+++ Material to process +++
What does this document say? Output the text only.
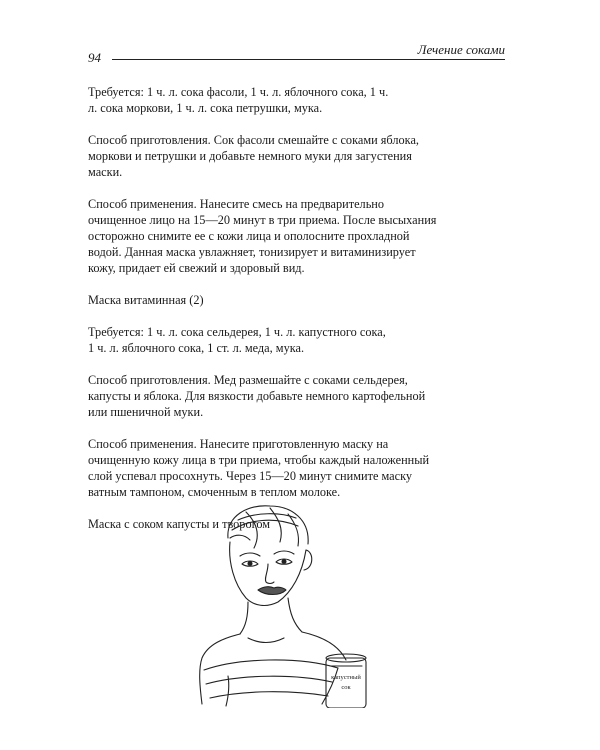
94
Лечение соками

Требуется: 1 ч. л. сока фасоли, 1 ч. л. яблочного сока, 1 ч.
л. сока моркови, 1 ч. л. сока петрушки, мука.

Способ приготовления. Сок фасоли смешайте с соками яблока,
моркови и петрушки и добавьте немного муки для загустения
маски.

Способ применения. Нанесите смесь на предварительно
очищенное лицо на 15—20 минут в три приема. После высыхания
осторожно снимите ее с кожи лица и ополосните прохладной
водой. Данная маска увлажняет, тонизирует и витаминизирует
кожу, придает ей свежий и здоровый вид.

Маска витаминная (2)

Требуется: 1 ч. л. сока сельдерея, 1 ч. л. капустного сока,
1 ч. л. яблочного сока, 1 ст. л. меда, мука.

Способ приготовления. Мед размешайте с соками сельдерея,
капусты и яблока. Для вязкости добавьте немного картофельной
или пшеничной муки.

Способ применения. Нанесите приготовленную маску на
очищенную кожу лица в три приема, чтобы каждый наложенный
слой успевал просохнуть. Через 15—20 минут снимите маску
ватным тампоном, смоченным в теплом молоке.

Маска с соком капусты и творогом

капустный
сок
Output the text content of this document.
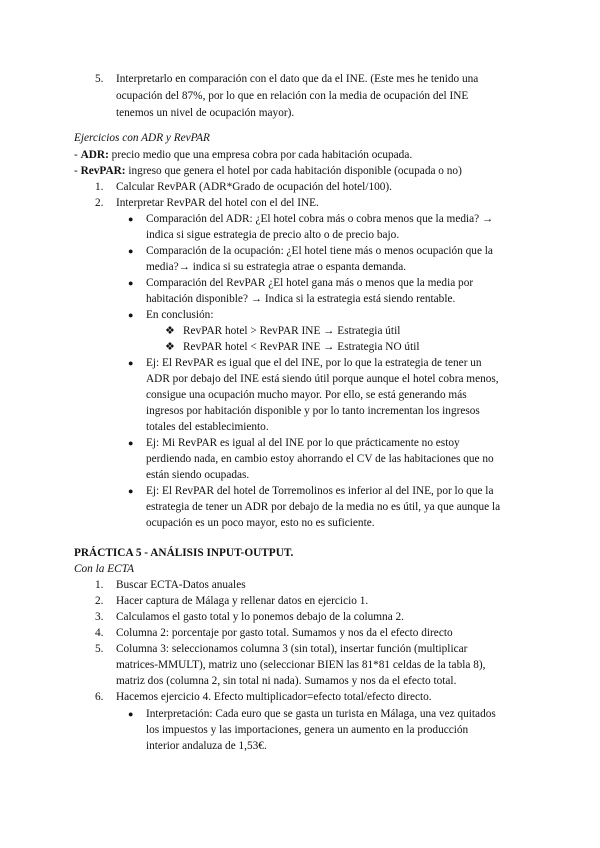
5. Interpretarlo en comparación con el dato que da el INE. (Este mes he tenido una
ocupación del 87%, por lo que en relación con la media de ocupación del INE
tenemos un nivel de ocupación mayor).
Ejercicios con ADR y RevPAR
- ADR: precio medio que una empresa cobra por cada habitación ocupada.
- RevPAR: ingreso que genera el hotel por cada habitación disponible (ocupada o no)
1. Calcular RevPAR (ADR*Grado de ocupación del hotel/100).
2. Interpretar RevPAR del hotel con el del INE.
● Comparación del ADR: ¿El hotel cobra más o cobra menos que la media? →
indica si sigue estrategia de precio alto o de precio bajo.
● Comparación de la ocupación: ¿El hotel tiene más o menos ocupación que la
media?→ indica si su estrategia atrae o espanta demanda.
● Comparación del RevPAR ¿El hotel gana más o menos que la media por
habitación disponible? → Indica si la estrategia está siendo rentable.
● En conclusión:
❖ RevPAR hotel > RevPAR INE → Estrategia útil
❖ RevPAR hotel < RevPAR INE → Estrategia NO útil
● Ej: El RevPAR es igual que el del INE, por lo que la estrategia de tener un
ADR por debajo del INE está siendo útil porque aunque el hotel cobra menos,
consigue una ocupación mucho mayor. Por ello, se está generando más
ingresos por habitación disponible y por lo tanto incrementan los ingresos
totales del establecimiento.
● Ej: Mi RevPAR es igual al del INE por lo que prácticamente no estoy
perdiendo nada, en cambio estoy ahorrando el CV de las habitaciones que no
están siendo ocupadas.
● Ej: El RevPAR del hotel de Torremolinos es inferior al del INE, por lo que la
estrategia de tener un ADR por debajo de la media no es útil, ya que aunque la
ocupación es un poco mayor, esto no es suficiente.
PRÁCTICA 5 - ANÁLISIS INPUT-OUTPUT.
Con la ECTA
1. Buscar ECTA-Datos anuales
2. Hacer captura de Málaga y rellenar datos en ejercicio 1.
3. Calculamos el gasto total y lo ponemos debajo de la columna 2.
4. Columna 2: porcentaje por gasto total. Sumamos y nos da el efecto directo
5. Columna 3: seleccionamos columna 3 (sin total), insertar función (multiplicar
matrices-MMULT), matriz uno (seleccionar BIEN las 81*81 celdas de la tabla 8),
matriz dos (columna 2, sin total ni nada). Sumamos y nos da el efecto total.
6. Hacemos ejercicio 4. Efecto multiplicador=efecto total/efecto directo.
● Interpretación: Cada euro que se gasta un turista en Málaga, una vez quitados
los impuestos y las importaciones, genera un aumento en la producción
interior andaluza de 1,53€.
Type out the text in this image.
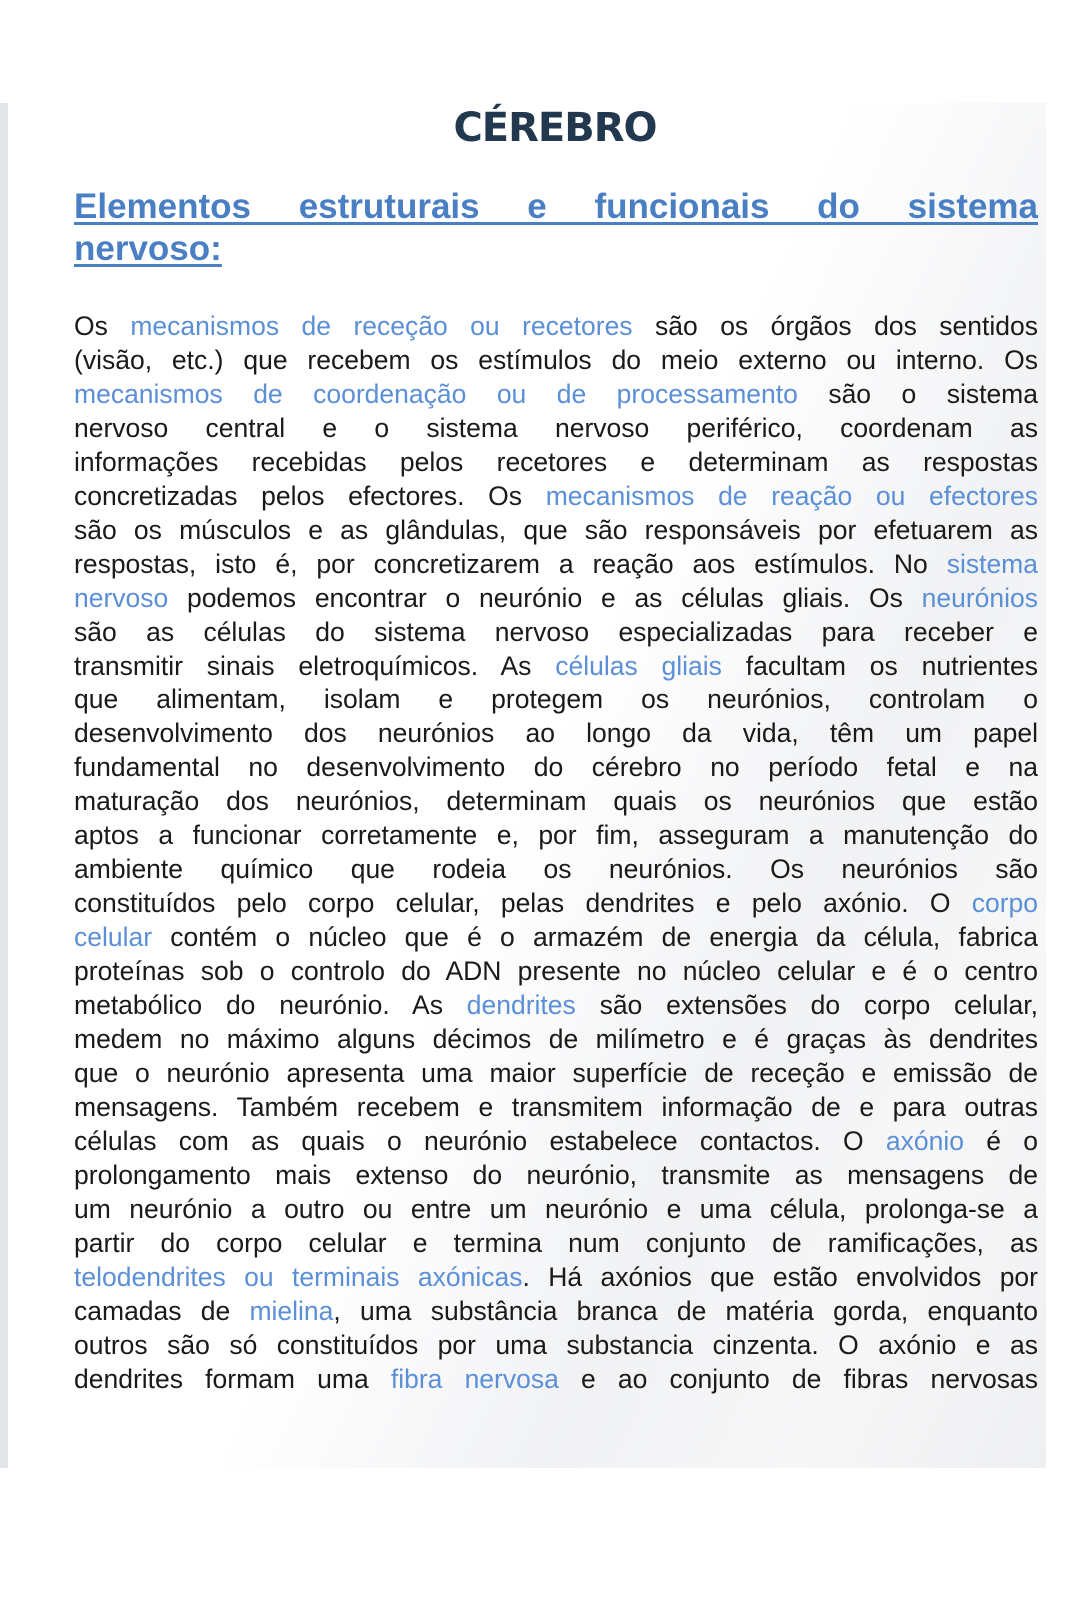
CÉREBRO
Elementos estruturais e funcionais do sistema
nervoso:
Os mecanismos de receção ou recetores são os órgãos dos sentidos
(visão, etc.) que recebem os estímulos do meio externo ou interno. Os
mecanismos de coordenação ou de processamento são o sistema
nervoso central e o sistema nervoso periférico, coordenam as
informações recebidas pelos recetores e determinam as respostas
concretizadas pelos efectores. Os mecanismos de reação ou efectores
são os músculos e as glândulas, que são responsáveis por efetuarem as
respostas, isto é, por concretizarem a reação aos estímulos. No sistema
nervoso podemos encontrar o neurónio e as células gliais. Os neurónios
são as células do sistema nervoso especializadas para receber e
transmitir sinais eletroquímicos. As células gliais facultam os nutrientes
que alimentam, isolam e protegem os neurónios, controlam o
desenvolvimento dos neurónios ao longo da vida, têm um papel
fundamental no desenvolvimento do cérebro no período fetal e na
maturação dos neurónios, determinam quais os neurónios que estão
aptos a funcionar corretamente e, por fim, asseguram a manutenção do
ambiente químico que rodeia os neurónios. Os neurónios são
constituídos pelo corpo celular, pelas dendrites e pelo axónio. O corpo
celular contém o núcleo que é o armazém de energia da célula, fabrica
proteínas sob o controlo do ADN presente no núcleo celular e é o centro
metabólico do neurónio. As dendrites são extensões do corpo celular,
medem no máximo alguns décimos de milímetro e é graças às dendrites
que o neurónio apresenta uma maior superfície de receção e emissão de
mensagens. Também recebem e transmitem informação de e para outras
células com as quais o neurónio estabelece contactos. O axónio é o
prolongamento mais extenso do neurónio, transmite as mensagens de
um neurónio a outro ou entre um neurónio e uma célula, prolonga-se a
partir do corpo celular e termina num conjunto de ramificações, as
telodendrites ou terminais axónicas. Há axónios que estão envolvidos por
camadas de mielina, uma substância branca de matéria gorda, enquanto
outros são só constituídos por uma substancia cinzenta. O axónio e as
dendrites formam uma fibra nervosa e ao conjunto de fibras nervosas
+++
Copy out every line from the records that has the word "Нанесите".

Способ применения. Нанесите смесь на предварительно
Способ применения. Нанесите приготовленную маску на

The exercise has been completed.